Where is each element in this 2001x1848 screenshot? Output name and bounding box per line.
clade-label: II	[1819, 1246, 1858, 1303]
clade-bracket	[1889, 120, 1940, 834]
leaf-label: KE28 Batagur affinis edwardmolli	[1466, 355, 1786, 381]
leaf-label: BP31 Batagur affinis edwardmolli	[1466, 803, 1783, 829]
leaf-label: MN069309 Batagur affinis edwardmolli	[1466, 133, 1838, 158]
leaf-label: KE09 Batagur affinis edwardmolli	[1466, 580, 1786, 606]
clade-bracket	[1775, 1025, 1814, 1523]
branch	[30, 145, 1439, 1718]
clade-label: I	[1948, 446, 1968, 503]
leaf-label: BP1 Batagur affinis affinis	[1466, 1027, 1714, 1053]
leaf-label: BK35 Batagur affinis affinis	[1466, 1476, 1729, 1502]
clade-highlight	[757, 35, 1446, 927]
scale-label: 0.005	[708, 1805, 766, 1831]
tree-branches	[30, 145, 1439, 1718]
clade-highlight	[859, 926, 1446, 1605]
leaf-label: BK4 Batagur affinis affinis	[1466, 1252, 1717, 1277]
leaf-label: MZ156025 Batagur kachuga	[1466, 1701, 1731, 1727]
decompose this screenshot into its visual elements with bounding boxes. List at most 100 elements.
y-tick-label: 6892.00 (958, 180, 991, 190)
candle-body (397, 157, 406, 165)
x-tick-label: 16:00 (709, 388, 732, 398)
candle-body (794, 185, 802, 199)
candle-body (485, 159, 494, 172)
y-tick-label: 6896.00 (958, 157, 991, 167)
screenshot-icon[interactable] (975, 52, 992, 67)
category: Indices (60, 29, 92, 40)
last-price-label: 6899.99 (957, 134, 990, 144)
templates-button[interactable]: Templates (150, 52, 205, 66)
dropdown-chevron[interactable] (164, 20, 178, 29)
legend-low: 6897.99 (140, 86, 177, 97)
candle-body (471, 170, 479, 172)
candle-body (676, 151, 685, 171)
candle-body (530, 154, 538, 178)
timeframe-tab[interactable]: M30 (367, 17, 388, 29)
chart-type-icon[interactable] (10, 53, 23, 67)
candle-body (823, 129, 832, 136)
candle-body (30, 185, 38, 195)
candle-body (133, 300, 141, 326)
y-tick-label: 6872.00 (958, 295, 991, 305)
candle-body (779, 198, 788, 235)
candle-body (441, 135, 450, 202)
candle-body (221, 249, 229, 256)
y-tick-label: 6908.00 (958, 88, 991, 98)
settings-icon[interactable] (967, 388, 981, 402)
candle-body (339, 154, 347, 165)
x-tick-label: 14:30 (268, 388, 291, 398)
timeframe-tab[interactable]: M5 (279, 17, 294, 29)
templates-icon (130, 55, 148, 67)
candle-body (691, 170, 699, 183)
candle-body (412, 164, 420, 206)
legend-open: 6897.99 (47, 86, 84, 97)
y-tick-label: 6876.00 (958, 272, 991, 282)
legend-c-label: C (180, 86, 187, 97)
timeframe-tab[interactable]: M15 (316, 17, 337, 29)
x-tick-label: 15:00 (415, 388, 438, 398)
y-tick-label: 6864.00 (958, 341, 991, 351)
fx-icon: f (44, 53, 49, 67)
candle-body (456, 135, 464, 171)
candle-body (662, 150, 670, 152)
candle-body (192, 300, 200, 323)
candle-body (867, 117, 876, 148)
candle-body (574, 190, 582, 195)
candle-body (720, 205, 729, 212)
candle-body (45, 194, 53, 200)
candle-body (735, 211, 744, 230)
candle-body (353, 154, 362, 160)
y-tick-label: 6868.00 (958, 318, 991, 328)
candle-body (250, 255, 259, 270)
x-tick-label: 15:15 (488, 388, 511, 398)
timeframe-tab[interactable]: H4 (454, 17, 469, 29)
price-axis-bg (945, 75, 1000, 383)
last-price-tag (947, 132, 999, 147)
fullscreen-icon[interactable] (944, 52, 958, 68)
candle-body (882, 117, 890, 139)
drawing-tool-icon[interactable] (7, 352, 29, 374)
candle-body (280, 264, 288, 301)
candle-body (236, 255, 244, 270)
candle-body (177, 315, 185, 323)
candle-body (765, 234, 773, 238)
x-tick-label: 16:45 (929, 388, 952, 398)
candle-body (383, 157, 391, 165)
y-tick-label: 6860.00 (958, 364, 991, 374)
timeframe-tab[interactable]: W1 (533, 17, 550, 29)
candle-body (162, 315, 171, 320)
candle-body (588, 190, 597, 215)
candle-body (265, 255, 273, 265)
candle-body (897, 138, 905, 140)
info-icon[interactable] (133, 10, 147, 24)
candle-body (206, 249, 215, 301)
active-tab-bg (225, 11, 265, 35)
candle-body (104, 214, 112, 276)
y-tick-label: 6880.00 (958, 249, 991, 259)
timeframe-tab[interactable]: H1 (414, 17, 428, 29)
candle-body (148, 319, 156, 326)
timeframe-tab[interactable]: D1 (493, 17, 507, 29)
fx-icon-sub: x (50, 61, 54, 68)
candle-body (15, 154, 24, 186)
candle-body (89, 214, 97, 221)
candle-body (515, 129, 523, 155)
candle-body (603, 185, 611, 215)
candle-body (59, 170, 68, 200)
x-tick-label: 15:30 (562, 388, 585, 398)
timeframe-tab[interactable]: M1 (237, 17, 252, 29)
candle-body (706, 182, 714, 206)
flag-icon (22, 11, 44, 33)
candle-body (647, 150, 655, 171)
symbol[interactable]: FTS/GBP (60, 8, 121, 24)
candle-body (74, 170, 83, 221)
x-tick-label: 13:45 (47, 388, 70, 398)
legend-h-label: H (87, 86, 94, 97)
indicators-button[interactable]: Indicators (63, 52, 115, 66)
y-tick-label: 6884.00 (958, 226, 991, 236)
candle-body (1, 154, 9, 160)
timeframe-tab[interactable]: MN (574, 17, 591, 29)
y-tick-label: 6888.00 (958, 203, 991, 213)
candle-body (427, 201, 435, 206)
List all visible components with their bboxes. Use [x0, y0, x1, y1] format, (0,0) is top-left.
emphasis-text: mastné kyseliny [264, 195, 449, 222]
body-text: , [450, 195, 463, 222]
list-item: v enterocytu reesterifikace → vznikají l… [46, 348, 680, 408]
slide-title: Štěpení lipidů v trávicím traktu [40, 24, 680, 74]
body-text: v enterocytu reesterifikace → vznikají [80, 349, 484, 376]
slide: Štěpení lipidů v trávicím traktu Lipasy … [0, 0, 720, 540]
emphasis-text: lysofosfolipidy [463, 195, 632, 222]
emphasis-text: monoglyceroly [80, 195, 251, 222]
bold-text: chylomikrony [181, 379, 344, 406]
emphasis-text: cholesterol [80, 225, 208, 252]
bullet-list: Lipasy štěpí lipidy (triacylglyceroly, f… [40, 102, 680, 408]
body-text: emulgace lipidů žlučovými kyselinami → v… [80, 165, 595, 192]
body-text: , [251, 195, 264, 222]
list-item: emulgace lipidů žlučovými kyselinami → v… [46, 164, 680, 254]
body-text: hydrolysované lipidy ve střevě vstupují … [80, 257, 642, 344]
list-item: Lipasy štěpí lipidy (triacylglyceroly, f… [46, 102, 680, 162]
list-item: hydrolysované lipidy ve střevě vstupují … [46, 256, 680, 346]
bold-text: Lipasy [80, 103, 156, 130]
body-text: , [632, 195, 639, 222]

Directive :: Copy the records exactly as they appear.

Reply to the task ::
Where is each element in this 2001x1848 screenshot? Output name and bounding box per line.
clade-label: II	[1819, 1246, 1858, 1303]
clade-bracket	[1889, 120, 1940, 834]
leaf-label: KE28 Batagur affinis edwardmolli	[1466, 355, 1786, 381]
leaf-label: BP31 Batagur affinis edwardmolli	[1466, 803, 1783, 829]
leaf-label: MN069309 Batagur affinis edwardmolli	[1466, 133, 1838, 158]
leaf-label: KE09 Batagur affinis edwardmolli	[1466, 580, 1786, 606]
clade-bracket	[1775, 1025, 1814, 1523]
branch	[30, 145, 1439, 1718]
clade-label: I	[1948, 446, 1968, 503]
leaf-label: BP1 Batagur affinis affinis	[1466, 1027, 1714, 1053]
leaf-label: BK35 Batagur affinis affinis	[1466, 1476, 1729, 1502]
clade-highlight	[757, 35, 1446, 927]
scale-label: 0.005	[708, 1805, 766, 1831]
tree-branches	[30, 145, 1439, 1718]
clade-highlight	[859, 926, 1446, 1605]
leaf-label: BK4 Batagur affinis affinis	[1466, 1252, 1717, 1277]
leaf-label: MZ156025 Batagur kachuga	[1466, 1701, 1731, 1727]
decompose this screenshot into its visual elements with bounding boxes. List at most 100 elements.
y-tick-label: 6892.00 (958, 180, 991, 190)
candle-body (397, 157, 406, 165)
x-tick-label: 16:00 (709, 388, 732, 398)
candle-body (794, 185, 802, 199)
candle-body (485, 159, 494, 172)
y-tick-label: 6896.00 (958, 157, 991, 167)
screenshot-icon[interactable] (975, 52, 992, 67)
category: Indices (60, 29, 92, 40)
last-price-label: 6899.99 (957, 134, 990, 144)
templates-button[interactable]: Templates (150, 52, 205, 66)
dropdown-chevron[interactable] (164, 20, 178, 29)
legend-low: 6897.99 (140, 86, 177, 97)
candle-body (471, 170, 479, 172)
candle-body (676, 151, 685, 171)
candle-body (530, 154, 538, 178)
timeframe-tab[interactable]: M30 (367, 17, 388, 29)
chart-type-icon[interactable] (10, 53, 23, 67)
candle-body (823, 129, 832, 136)
candle-body (30, 185, 38, 195)
candle-body (133, 300, 141, 326)
y-tick-label: 6872.00 (958, 295, 991, 305)
candle-body (779, 198, 788, 235)
candle-body (441, 135, 450, 202)
candle-body (221, 249, 229, 256)
y-tick-label: 6908.00 (958, 88, 991, 98)
settings-icon[interactable] (967, 388, 981, 402)
candle-body (339, 154, 347, 165)
x-tick-label: 14:30 (268, 388, 291, 398)
timeframe-tab[interactable]: M5 (279, 17, 294, 29)
templates-icon (130, 55, 148, 67)
candle-body (691, 170, 699, 183)
candle-body (412, 164, 420, 206)
legend-open: 6897.99 (47, 86, 84, 97)
y-tick-label: 6876.00 (958, 272, 991, 282)
legend-c-label: C (180, 86, 187, 97)
timeframe-tab[interactable]: M15 (316, 17, 337, 29)
x-tick-label: 15:00 (415, 388, 438, 398)
y-tick-label: 6864.00 (958, 341, 991, 351)
fx-icon: f (44, 53, 49, 67)
candle-body (456, 135, 464, 171)
candle-body (662, 150, 670, 152)
candle-body (192, 300, 200, 323)
candle-body (867, 117, 876, 148)
candle-body (574, 190, 582, 195)
candle-body (720, 205, 729, 212)
candle-body (45, 194, 53, 200)
candle-body (735, 211, 744, 230)
candle-body (353, 154, 362, 160)
y-tick-label: 6868.00 (958, 318, 991, 328)
candle-body (250, 255, 259, 270)
x-tick-label: 15:15 (488, 388, 511, 398)
timeframe-tab[interactable]: H4 (454, 17, 469, 29)
price-axis-bg (945, 75, 1000, 383)
last-price-tag (947, 132, 999, 147)
fullscreen-icon[interactable] (944, 52, 958, 68)
candle-body (882, 117, 890, 139)
drawing-tool-icon[interactable] (7, 352, 29, 374)
candle-body (280, 264, 288, 301)
candle-body (236, 255, 244, 270)
candle-body (177, 315, 185, 323)
candle-body (765, 234, 773, 238)
x-tick-label: 16:45 (929, 388, 952, 398)
candle-body (383, 157, 391, 165)
y-tick-label: 6860.00 (958, 364, 991, 374)
timeframe-tab[interactable]: W1 (533, 17, 550, 29)
candle-body (162, 315, 171, 320)
candle-body (588, 190, 597, 215)
candle-body (265, 255, 273, 265)
candle-body (897, 138, 905, 140)
info-icon[interactable] (133, 10, 147, 24)
candle-body (206, 249, 215, 301)
active-tab-bg (225, 11, 265, 35)
candle-body (104, 214, 112, 276)
y-tick-label: 6880.00 (958, 249, 991, 259)
timeframe-tab[interactable]: H1 (414, 17, 428, 29)
candle-body (148, 319, 156, 326)
timeframe-tab[interactable]: D1 (493, 17, 507, 29)
fx-icon-sub: x (50, 61, 54, 68)
candle-body (15, 154, 24, 186)
candle-body (89, 214, 97, 221)
candle-body (515, 129, 523, 155)
candle-body (603, 185, 611, 215)
candle-body (59, 170, 68, 200)
x-tick-label: 15:30 (562, 388, 585, 398)
timeframe-tab[interactable]: M1 (237, 17, 252, 29)
candle-body (706, 182, 714, 206)
flag-icon (22, 11, 44, 33)
candle-body (647, 150, 655, 171)
symbol[interactable]: FTS/GBP (60, 8, 121, 24)
candle-body (74, 170, 83, 221)
x-tick-label: 13:45 (47, 388, 70, 398)
legend-h-label: H (87, 86, 94, 97)
indicators-button[interactable]: Indicators (63, 52, 115, 66)
y-tick-label: 6884.00 (958, 226, 991, 236)
candle-body (1, 154, 9, 160)
timeframe-tab[interactable]: MN (574, 17, 591, 29)
y-tick-label: 6888.00 (958, 203, 991, 213)
candle-body (427, 201, 435, 206)
List all visible components with their bboxes. Use [x0, y0, x1, y1] format, (0,0) is top-left.
emphasis-text: mastné kyseliny [264, 195, 449, 222]
body-text: , [450, 195, 463, 222]
list-item: v enterocytu reesterifikace → vznikají l… [46, 348, 680, 408]
slide-title: Štěpení lipidů v trávicím traktu [40, 24, 680, 74]
body-text: v enterocytu reesterifikace → vznikají [80, 349, 484, 376]
slide: Štěpení lipidů v trávicím traktu Lipasy … [0, 0, 720, 540]
emphasis-text: lysofosfolipidy [463, 195, 632, 222]
emphasis-text: monoglyceroly [80, 195, 251, 222]
bold-text: chylomikrony [181, 379, 344, 406]
emphasis-text: cholesterol [80, 225, 208, 252]
bullet-list: Lipasy štěpí lipidy (triacylglyceroly, f… [40, 102, 680, 408]
body-text: emulgace lipidů žlučovými kyselinami → v… [80, 165, 595, 192]
body-text: , [251, 195, 264, 222]
list-item: emulgace lipidů žlučovými kyselinami → v… [46, 164, 680, 254]
body-text: hydrolysované lipidy ve střevě vstupují … [80, 257, 642, 344]
list-item: Lipasy štěpí lipidy (triacylglyceroly, f… [46, 102, 680, 162]
list-item: hydrolysované lipidy ve střevě vstupují … [46, 256, 680, 346]
bold-text: Lipasy [80, 103, 156, 130]
body-text: , [632, 195, 639, 222]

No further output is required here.